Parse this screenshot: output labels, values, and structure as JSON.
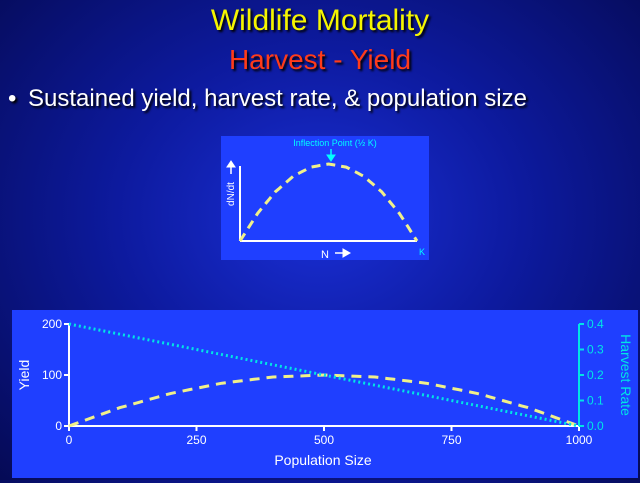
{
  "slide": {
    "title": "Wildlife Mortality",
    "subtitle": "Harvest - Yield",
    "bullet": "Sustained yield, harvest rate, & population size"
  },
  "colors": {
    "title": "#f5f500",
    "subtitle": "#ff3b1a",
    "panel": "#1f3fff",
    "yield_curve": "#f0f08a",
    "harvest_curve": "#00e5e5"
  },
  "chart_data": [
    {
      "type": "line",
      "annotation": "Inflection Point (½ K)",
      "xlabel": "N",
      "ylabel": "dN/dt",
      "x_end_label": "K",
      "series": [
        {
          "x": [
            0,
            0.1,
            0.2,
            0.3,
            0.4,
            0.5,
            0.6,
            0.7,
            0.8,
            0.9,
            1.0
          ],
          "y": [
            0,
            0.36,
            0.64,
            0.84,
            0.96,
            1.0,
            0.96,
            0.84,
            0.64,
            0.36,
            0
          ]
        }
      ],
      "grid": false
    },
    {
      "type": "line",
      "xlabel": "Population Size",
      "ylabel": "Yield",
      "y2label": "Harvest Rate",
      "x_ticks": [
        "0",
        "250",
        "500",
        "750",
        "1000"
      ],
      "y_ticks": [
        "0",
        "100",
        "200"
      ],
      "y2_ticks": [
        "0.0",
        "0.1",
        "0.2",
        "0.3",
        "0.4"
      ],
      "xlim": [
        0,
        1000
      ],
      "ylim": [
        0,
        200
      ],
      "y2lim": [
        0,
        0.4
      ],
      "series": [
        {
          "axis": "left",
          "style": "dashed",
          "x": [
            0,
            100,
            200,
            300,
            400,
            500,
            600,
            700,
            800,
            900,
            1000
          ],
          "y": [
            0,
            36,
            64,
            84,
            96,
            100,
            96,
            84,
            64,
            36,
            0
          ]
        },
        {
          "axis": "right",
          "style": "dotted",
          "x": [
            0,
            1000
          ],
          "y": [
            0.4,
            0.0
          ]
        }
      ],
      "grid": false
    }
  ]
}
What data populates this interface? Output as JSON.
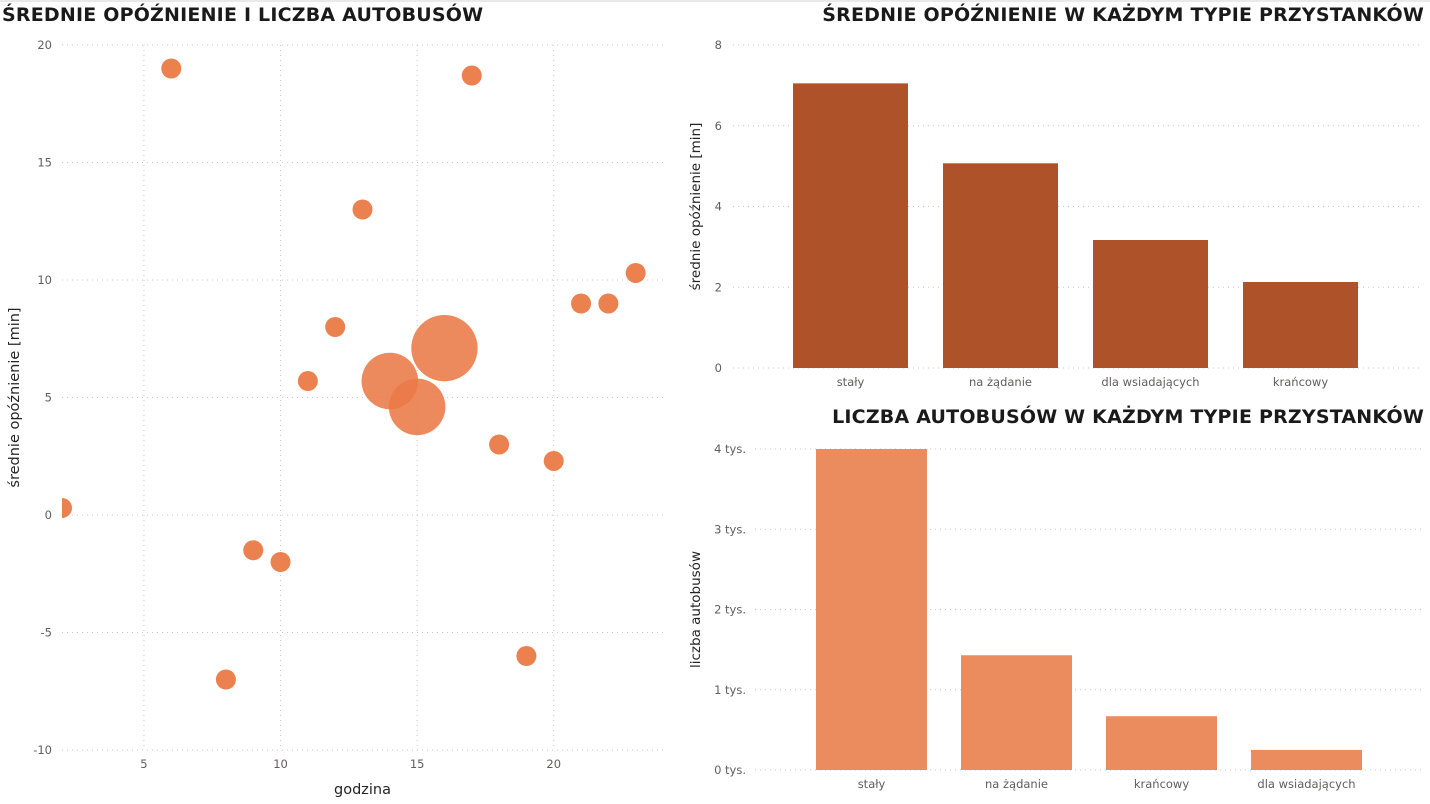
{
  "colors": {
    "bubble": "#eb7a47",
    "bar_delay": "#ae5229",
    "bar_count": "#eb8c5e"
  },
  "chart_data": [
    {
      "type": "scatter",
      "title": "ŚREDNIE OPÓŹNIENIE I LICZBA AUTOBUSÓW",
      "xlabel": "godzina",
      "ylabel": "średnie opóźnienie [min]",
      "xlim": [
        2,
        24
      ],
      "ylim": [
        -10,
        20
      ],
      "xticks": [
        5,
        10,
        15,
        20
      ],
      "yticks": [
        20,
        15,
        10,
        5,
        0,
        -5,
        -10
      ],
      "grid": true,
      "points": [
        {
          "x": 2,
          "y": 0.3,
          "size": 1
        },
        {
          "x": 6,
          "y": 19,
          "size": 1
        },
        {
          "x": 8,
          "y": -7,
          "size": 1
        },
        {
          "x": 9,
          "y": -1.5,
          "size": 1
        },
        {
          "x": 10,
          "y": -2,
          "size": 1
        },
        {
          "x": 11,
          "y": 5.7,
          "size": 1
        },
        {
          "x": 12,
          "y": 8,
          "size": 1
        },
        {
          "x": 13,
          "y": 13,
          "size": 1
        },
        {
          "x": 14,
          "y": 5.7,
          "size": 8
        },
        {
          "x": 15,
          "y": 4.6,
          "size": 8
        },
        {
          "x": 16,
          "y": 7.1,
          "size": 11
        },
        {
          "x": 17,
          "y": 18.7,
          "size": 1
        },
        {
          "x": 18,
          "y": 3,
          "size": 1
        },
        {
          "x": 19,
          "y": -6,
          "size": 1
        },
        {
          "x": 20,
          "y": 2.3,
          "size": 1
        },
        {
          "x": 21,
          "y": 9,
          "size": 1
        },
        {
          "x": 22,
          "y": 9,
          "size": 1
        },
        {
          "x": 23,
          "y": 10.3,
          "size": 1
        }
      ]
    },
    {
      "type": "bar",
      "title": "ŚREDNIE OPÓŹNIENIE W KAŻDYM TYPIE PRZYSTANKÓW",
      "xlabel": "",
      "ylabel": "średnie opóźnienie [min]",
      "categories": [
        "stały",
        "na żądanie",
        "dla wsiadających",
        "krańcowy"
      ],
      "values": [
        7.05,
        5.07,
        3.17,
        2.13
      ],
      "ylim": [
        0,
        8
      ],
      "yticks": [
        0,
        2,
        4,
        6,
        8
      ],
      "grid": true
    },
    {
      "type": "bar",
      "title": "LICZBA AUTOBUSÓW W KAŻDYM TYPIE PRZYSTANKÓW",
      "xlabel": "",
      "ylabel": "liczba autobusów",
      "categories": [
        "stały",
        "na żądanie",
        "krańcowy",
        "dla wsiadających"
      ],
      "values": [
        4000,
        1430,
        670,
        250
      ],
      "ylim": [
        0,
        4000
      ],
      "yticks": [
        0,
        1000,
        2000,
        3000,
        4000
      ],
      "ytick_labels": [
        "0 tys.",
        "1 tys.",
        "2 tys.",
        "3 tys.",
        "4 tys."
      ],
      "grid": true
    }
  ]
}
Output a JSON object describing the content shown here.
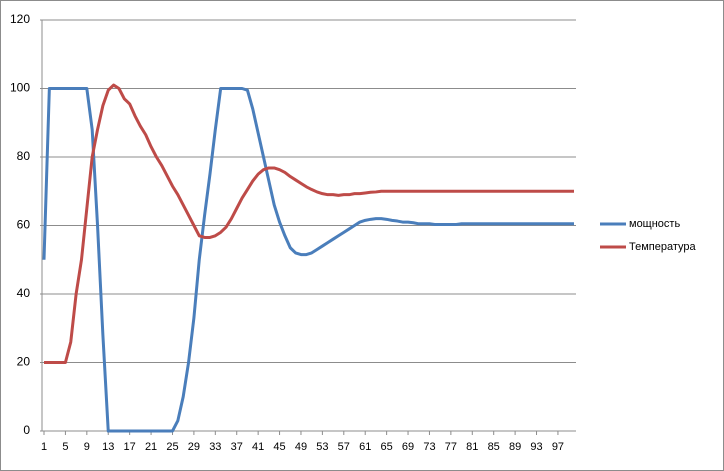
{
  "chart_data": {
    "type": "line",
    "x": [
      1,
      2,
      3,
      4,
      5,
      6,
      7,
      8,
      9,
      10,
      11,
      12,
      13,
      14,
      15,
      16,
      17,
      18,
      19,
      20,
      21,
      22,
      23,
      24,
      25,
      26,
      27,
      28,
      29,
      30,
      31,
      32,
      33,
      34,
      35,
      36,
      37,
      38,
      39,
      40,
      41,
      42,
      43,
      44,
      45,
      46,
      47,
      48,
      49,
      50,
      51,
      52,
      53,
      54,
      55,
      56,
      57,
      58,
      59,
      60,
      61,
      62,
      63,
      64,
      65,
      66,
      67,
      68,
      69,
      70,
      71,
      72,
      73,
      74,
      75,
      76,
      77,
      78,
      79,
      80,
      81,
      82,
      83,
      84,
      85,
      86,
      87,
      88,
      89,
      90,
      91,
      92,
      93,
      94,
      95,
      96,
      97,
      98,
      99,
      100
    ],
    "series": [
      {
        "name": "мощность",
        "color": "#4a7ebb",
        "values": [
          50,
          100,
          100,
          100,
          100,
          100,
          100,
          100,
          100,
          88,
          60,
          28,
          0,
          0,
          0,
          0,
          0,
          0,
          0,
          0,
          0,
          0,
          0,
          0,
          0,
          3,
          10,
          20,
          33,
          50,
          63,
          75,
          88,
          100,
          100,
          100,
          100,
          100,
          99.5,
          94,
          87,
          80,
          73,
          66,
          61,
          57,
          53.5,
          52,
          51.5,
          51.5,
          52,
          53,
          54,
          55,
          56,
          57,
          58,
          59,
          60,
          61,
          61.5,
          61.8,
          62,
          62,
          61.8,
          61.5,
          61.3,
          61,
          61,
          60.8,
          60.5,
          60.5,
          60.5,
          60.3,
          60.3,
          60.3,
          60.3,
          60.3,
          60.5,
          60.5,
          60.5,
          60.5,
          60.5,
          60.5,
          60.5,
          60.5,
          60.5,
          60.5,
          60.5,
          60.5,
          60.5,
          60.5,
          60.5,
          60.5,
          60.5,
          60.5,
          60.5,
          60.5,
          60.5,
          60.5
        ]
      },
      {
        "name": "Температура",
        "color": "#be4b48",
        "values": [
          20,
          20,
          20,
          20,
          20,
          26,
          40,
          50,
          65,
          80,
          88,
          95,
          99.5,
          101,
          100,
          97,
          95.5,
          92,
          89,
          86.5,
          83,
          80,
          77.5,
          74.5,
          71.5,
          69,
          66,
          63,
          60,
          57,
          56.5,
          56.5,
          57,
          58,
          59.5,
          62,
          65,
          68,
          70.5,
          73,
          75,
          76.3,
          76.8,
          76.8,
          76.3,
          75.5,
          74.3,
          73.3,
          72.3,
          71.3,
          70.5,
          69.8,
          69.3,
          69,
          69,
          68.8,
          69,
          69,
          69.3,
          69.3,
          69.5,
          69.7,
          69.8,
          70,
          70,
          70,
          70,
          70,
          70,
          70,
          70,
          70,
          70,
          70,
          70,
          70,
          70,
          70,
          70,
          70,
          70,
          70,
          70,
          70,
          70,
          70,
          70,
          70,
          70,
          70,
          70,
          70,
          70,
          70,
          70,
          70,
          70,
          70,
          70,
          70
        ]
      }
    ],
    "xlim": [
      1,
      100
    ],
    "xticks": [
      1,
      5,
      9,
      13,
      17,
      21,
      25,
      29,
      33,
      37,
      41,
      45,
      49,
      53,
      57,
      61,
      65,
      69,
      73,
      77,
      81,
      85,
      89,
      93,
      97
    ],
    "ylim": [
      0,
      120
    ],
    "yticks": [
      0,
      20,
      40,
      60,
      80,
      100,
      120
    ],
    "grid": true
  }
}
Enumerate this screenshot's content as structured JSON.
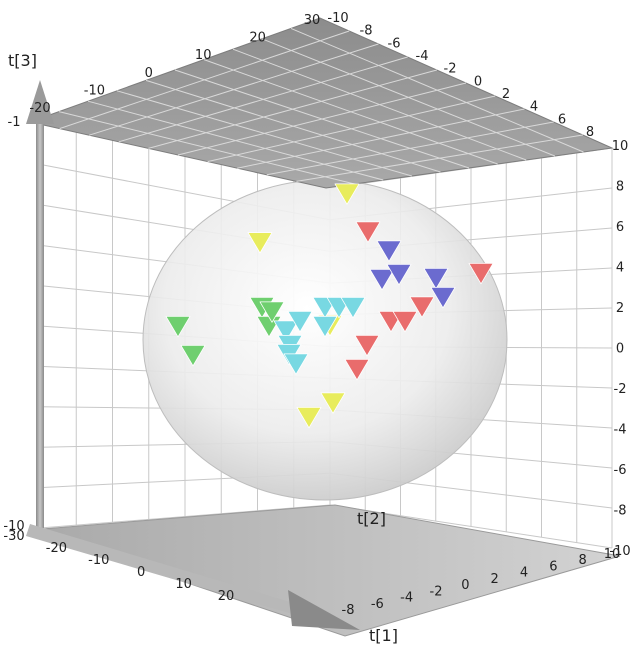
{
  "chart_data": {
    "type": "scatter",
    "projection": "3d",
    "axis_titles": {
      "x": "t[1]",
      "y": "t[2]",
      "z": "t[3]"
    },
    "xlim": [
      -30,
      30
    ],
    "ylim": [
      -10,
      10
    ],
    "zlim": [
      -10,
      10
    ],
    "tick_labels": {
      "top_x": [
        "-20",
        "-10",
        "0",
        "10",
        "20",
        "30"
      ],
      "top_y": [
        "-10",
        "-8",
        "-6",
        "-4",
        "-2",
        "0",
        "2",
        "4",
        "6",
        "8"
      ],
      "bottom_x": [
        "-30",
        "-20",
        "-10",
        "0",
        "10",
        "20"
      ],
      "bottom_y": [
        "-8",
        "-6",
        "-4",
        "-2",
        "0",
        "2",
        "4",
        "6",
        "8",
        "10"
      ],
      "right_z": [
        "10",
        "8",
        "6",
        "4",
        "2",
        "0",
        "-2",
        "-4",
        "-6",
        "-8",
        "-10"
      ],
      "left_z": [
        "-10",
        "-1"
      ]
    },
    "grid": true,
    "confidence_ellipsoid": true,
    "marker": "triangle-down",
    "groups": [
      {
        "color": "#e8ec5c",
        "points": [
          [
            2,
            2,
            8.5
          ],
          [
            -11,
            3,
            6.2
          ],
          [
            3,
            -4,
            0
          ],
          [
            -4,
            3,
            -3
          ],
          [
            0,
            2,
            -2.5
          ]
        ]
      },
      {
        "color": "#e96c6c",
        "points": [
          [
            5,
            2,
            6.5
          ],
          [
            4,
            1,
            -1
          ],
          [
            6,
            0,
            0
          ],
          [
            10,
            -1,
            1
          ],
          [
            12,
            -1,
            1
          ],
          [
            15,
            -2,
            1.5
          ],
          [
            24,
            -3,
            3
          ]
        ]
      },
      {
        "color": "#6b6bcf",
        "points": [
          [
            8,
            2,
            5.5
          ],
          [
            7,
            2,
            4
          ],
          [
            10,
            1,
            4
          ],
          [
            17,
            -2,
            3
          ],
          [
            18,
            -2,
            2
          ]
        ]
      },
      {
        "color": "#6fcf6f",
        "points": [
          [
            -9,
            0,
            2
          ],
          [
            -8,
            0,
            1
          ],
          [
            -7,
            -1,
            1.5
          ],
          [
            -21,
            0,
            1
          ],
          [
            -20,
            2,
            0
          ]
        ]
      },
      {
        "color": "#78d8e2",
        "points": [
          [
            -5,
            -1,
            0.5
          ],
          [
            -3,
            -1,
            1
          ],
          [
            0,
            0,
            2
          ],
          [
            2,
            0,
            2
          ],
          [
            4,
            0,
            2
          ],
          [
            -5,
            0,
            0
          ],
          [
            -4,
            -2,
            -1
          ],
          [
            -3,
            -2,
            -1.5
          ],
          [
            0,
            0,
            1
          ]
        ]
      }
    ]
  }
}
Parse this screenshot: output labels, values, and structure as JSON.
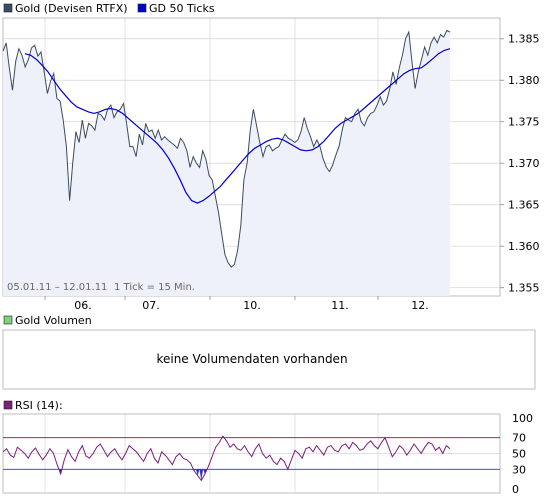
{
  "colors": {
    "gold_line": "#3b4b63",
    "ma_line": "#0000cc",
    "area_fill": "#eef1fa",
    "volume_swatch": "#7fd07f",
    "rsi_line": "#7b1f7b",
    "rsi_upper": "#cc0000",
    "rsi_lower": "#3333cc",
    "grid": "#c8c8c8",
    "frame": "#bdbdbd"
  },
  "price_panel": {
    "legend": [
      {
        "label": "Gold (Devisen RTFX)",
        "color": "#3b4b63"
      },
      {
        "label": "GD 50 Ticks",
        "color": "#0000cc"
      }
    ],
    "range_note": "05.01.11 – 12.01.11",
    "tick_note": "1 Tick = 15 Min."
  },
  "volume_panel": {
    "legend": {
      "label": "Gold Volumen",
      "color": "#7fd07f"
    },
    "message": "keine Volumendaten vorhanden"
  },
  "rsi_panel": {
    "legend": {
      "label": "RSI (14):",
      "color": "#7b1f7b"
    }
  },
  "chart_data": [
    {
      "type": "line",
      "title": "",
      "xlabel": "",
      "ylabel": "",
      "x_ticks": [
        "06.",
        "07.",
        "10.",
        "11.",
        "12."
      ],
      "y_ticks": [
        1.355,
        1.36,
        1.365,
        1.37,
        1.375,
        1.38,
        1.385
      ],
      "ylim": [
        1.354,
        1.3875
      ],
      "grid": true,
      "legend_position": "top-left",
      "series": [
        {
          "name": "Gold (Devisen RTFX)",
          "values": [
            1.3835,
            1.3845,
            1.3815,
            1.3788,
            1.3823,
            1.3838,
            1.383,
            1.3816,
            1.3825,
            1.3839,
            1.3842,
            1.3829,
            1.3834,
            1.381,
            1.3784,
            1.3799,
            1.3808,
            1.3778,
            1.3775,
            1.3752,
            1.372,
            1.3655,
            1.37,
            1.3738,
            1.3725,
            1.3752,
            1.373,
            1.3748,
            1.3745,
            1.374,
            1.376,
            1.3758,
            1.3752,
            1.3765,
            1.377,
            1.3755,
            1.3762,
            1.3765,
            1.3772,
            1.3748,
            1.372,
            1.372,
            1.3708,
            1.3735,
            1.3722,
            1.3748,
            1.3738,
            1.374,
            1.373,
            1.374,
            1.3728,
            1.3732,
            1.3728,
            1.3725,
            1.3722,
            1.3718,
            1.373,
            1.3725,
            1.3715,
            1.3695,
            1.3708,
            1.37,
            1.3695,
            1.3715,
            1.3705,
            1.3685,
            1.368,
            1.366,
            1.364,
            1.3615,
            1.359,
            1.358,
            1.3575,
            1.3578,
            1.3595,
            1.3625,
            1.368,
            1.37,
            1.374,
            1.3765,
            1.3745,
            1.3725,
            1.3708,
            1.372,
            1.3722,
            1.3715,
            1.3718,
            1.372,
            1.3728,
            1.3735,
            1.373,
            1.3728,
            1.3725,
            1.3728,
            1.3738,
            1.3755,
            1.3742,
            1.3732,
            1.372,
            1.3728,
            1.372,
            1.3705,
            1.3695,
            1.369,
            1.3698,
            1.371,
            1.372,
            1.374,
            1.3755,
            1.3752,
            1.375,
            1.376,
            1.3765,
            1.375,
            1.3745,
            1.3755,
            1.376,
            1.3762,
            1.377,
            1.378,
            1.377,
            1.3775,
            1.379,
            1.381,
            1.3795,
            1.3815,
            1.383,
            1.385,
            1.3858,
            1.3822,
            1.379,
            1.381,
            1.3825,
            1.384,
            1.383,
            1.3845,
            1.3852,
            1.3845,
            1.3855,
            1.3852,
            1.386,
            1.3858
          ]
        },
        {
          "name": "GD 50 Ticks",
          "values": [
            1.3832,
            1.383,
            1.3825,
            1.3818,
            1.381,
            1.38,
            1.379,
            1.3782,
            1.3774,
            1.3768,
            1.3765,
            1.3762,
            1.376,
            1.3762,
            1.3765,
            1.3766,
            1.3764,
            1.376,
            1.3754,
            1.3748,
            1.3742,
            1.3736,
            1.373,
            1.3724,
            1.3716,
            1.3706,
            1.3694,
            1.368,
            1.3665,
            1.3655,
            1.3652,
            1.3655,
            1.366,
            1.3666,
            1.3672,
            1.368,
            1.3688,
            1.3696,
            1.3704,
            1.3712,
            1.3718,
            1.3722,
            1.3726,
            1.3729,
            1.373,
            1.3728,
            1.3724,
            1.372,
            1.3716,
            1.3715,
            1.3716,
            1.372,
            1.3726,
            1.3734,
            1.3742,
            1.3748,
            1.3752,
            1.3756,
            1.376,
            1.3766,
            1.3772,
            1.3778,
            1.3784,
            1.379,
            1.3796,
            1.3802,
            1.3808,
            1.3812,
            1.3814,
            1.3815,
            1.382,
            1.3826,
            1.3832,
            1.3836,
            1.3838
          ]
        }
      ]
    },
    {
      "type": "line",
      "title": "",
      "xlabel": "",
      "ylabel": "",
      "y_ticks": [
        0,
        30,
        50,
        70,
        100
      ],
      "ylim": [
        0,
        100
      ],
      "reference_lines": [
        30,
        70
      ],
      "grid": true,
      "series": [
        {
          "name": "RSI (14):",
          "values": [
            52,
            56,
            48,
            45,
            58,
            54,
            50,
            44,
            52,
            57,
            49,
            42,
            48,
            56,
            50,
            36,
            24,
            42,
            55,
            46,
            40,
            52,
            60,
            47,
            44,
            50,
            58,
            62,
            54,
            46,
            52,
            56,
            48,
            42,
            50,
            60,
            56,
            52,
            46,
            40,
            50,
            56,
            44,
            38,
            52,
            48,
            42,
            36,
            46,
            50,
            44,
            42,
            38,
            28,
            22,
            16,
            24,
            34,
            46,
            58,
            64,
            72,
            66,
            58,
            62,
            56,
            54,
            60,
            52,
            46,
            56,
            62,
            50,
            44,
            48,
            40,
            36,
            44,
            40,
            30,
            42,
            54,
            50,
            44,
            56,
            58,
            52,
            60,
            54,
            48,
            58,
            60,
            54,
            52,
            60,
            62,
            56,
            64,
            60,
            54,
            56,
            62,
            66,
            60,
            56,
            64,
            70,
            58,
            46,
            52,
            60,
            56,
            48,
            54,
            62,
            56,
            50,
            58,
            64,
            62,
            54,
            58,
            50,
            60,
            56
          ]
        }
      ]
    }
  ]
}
---+---
Given problem: Reply with one number: the count of lines in the entries that include the word "ylabel".

Expected output: 7